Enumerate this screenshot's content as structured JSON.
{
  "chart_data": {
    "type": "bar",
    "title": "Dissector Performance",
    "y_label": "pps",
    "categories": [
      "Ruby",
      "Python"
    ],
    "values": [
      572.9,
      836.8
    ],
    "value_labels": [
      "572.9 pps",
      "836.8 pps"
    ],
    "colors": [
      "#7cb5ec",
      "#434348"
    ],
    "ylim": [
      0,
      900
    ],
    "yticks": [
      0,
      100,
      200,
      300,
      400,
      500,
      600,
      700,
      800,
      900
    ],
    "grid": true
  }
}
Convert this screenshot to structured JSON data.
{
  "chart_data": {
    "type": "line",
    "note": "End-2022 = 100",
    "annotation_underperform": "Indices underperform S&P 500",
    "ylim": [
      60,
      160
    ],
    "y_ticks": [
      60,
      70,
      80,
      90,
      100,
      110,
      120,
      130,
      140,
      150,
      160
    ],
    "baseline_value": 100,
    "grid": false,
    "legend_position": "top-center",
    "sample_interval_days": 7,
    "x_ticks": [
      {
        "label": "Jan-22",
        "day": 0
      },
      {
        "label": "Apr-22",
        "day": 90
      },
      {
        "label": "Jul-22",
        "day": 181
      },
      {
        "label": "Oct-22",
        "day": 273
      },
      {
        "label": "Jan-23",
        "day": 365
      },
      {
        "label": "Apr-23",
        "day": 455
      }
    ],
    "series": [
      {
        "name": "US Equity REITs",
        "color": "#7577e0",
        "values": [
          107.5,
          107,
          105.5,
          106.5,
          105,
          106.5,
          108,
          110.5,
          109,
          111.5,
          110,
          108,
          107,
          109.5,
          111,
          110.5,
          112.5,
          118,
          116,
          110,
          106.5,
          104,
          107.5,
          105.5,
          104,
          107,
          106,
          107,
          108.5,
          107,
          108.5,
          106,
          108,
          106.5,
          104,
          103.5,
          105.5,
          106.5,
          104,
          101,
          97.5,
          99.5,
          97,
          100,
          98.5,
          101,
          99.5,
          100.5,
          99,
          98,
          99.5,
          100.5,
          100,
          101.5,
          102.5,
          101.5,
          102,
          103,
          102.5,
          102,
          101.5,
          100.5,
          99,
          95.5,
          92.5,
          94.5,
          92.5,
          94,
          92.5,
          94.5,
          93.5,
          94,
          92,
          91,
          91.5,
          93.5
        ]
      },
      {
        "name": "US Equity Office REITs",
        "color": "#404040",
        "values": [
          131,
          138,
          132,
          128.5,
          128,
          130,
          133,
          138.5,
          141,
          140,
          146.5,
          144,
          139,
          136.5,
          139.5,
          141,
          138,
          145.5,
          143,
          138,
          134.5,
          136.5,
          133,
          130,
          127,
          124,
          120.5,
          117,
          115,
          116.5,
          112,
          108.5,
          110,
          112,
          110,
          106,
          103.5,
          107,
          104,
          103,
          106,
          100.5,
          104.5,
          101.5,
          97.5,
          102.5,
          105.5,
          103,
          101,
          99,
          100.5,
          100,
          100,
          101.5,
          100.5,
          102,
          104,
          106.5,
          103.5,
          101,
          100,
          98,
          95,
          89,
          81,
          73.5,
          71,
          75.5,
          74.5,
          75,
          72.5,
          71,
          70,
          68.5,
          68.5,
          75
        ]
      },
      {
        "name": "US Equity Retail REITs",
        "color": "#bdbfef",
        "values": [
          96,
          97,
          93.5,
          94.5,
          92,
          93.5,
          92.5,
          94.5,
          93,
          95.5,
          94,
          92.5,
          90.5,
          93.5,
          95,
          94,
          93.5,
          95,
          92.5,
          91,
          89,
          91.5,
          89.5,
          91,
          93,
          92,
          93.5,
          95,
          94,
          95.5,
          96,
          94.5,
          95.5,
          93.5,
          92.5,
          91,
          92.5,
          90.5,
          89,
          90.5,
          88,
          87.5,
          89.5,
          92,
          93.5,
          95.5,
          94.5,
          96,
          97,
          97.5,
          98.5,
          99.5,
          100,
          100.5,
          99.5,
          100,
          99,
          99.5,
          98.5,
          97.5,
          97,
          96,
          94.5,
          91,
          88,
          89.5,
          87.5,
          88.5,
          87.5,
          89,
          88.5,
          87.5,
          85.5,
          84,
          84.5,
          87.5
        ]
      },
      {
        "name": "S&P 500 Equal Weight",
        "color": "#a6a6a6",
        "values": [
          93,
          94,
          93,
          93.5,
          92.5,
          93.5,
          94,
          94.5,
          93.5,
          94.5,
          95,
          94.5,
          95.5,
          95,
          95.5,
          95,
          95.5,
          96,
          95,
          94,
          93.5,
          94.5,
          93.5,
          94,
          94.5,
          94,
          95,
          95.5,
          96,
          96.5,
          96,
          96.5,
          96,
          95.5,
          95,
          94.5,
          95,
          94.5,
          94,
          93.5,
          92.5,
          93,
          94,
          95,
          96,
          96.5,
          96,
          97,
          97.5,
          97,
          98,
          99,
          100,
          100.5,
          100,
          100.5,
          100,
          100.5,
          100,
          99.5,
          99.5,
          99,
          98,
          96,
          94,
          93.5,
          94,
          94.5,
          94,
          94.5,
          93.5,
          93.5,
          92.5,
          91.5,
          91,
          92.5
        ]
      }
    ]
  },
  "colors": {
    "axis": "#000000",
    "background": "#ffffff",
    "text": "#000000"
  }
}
-*-*-
#### EXERCISE BRIEF:
Return all of the entries exactly as written.

#### SOLVED PROBLEM:
Enumerate this screenshot's content as structured JSON.
{
  "chart_data": {
    "type": "bar",
    "title": "Dissector Performance",
    "y_label": "pps",
    "categories": [
      "Ruby",
      "Python"
    ],
    "values": [
      572.9,
      836.8
    ],
    "value_labels": [
      "572.9 pps",
      "836.8 pps"
    ],
    "colors": [
      "#7cb5ec",
      "#434348"
    ],
    "ylim": [
      0,
      900
    ],
    "yticks": [
      0,
      100,
      200,
      300,
      400,
      500,
      600,
      700,
      800,
      900
    ],
    "grid": true
  }
}
Convert this screenshot to structured JSON data.
{
  "chart_data": {
    "type": "line",
    "note": "End-2022 = 100",
    "annotation_underperform": "Indices underperform S&P 500",
    "ylim": [
      60,
      160
    ],
    "y_ticks": [
      60,
      70,
      80,
      90,
      100,
      110,
      120,
      130,
      140,
      150,
      160
    ],
    "baseline_value": 100,
    "grid": false,
    "legend_position": "top-center",
    "sample_interval_days": 7,
    "x_ticks": [
      {
        "label": "Jan-22",
        "day": 0
      },
      {
        "label": "Apr-22",
        "day": 90
      },
      {
        "label": "Jul-22",
        "day": 181
      },
      {
        "label": "Oct-22",
        "day": 273
      },
      {
        "label": "Jan-23",
        "day": 365
      },
      {
        "label": "Apr-23",
        "day": 455
      }
    ],
    "series": [
      {
        "name": "US Equity REITs",
        "color": "#7577e0",
        "values": [
          107.5,
          107,
          105.5,
          106.5,
          105,
          106.5,
          108,
          110.5,
          109,
          111.5,
          110,
          108,
          107,
          109.5,
          111,
          110.5,
          112.5,
          118,
          116,
          110,
          106.5,
          104,
          107.5,
          105.5,
          104,
          107,
          106,
          107,
          108.5,
          107,
          108.5,
          106,
          108,
          106.5,
          104,
          103.5,
          105.5,
          106.5,
          104,
          101,
          97.5,
          99.5,
          97,
          100,
          98.5,
          101,
          99.5,
          100.5,
          99,
          98,
          99.5,
          100.5,
          100,
          101.5,
          102.5,
          101.5,
          102,
          103,
          102.5,
          102,
          101.5,
          100.5,
          99,
          95.5,
          92.5,
          94.5,
          92.5,
          94,
          92.5,
          94.5,
          93.5,
          94,
          92,
          91,
          91.5,
          93.5
        ]
      },
      {
        "name": "US Equity Office REITs",
        "color": "#404040",
        "values": [
          131,
          138,
          132,
          128.5,
          128,
          130,
          133,
          138.5,
          141,
          140,
          146.5,
          144,
          139,
          136.5,
          139.5,
          141,
          138,
          145.5,
          143,
          138,
          134.5,
          136.5,
          133,
          130,
          127,
          124,
          120.5,
          117,
          115,
          116.5,
          112,
          108.5,
          110,
          112,
          110,
          106,
          103.5,
          107,
          104,
          103,
          106,
          100.5,
          104.5,
          101.5,
          97.5,
          102.5,
          105.5,
          103,
          101,
          99,
          100.5,
          100,
          100,
          101.5,
          100.5,
          102,
          104,
          106.5,
          103.5,
          101,
          100,
          98,
          95,
          89,
          81,
          73.5,
          71,
          75.5,
          74.5,
          75,
          72.5,
          71,
          70,
          68.5,
          68.5,
          75
        ]
      },
      {
        "name": "US Equity Retail REITs",
        "color": "#bdbfef",
        "values": [
          96,
          97,
          93.5,
          94.5,
          92,
          93.5,
          92.5,
          94.5,
          93,
          95.5,
          94,
          92.5,
          90.5,
          93.5,
          95,
          94,
          93.5,
          95,
          92.5,
          91,
          89,
          91.5,
          89.5,
          91,
          93,
          92,
          93.5,
          95,
          94,
          95.5,
          96,
          94.5,
          95.5,
          93.5,
          92.5,
          91,
          92.5,
          90.5,
          89,
          90.5,
          88,
          87.5,
          89.5,
          92,
          93.5,
          95.5,
          94.5,
          96,
          97,
          97.5,
          98.5,
          99.5,
          100,
          100.5,
          99.5,
          100,
          99,
          99.5,
          98.5,
          97.5,
          97,
          96,
          94.5,
          91,
          88,
          89.5,
          87.5,
          88.5,
          87.5,
          89,
          88.5,
          87.5,
          85.5,
          84,
          84.5,
          87.5
        ]
      },
      {
        "name": "S&P 500 Equal Weight",
        "color": "#a6a6a6",
        "values": [
          93,
          94,
          93,
          93.5,
          92.5,
          93.5,
          94,
          94.5,
          93.5,
          94.5,
          95,
          94.5,
          95.5,
          95,
          95.5,
          95,
          95.5,
          96,
          95,
          94,
          93.5,
          94.5,
          93.5,
          94,
          94.5,
          94,
          95,
          95.5,
          96,
          96.5,
          96,
          96.5,
          96,
          95.5,
          95,
          94.5,
          95,
          94.5,
          94,
          93.5,
          92.5,
          93,
          94,
          95,
          96,
          96.5,
          96,
          97,
          97.5,
          97,
          98,
          99,
          100,
          100.5,
          100,
          100.5,
          100,
          100.5,
          100,
          99.5,
          99.5,
          99,
          98,
          96,
          94,
          93.5,
          94,
          94.5,
          94,
          94.5,
          93.5,
          93.5,
          92.5,
          91.5,
          91,
          92.5
        ]
      }
    ]
  },
  "colors": {
    "axis": "#000000",
    "background": "#ffffff",
    "text": "#000000"
  }
}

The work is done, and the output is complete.